[Structured figure records]
»»

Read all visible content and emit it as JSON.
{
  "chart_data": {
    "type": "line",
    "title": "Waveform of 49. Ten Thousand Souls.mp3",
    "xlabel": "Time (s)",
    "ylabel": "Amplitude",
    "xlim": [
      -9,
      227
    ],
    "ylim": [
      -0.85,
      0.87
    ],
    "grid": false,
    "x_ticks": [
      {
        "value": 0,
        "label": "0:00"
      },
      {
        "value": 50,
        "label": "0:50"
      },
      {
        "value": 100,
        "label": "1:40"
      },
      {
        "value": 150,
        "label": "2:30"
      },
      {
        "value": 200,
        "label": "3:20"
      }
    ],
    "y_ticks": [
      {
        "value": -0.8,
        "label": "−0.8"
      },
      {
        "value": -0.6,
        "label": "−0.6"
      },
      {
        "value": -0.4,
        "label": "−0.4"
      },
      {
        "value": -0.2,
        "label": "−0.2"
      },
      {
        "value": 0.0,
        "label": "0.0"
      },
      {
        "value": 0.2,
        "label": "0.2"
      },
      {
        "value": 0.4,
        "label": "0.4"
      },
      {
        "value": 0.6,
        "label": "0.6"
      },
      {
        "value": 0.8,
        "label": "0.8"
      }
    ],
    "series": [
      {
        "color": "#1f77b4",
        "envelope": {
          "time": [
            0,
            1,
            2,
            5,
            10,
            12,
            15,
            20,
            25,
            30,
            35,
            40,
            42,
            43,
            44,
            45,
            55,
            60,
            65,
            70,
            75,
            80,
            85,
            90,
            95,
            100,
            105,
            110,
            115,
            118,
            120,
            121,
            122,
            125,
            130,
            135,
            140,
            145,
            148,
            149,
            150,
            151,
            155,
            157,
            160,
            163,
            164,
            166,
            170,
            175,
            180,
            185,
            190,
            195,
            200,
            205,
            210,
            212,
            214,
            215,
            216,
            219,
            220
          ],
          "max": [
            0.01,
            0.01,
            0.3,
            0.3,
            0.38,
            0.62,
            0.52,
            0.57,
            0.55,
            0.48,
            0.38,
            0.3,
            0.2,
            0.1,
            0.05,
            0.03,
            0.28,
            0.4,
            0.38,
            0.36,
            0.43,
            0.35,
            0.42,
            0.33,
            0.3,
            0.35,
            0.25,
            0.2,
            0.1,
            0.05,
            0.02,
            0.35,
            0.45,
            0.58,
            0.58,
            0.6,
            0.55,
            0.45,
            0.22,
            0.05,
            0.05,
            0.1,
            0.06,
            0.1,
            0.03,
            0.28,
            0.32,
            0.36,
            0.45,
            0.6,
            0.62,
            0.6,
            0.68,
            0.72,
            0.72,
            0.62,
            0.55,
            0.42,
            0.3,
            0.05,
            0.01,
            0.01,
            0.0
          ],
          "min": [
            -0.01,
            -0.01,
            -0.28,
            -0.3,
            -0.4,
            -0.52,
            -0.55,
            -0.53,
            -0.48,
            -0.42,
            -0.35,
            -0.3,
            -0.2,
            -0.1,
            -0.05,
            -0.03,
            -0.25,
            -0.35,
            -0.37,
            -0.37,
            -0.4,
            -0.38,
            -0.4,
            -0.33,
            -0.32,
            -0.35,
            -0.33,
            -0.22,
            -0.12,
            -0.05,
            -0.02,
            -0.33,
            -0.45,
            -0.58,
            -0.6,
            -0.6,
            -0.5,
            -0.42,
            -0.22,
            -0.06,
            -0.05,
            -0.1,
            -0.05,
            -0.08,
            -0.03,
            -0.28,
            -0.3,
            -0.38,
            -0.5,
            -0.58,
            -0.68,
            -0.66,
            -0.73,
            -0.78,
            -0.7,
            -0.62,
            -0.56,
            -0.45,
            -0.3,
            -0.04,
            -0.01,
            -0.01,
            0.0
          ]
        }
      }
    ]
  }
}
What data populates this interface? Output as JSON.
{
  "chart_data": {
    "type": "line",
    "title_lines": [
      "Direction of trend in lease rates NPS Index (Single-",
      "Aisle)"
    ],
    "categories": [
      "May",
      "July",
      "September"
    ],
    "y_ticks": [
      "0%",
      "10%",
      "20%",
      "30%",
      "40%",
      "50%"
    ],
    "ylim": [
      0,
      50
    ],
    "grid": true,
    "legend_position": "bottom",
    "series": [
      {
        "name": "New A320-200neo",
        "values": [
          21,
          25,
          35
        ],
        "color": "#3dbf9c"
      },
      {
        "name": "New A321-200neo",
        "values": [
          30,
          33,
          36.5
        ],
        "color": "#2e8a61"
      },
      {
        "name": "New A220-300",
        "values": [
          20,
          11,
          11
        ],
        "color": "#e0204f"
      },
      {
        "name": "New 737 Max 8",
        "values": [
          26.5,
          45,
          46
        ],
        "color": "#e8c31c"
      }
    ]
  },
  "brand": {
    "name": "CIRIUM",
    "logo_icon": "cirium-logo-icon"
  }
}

««

**What is required**
Extract each line holding the word "name" from the records.

**Solution for this task**
        "name": "New A320-200neo",
        "name": "New A321-200neo",
        "name": "New A220-300",
        "name": "New 737 Max 8",
    "name": "CIRIUM",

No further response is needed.